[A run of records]
# # # # # # #

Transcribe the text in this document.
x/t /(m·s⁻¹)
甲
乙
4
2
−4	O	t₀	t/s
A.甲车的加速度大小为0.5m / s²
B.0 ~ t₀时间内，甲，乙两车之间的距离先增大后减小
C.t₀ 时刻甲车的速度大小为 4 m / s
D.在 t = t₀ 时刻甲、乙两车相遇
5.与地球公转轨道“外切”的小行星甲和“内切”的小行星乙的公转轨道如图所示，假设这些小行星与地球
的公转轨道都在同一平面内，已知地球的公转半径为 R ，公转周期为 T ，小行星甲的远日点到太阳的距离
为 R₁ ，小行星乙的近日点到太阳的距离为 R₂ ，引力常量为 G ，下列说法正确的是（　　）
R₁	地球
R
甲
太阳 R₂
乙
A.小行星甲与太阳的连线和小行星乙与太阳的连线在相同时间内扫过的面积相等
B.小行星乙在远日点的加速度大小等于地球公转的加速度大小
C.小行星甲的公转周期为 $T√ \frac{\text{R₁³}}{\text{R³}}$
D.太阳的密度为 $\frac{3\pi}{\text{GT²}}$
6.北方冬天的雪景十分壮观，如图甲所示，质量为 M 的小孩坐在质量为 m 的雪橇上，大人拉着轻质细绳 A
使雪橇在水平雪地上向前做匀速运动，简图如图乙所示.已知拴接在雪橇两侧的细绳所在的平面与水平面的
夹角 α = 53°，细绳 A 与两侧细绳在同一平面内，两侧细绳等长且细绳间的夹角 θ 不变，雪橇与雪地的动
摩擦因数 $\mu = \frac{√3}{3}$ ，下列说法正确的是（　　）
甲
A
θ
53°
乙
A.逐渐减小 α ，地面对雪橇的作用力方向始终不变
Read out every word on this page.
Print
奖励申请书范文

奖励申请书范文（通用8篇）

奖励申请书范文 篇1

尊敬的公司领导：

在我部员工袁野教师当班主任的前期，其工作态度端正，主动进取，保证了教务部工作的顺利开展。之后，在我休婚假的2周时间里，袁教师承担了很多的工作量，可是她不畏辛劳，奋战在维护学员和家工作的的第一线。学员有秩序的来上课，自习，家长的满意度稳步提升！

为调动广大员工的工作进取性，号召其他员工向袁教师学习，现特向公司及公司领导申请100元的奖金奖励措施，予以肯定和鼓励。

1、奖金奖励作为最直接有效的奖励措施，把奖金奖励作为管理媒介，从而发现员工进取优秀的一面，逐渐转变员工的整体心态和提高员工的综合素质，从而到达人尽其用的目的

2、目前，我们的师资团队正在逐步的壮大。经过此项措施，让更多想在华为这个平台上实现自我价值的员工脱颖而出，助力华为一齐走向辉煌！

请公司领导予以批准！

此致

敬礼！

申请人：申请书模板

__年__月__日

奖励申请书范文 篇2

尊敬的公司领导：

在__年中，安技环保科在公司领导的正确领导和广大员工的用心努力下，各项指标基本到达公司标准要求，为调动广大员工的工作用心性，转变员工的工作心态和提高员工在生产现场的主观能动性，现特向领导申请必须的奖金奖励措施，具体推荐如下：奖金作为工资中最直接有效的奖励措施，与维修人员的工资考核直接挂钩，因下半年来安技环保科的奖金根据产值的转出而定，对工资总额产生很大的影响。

# # # # # # #

> TASK OBJECTIVE
Gather all lines with the string "frac" from the data.

> FULL RESPONSE
C.小行星甲的公转周期为 $T√ \frac{\text{R₁³}}{\text{R³}}$
D.太阳的密度为 $\frac{3\pi}{\text{GT²}}$
摩擦因数 $\mu = \frac{√3}{3}$ ，下列说法正确的是（　　）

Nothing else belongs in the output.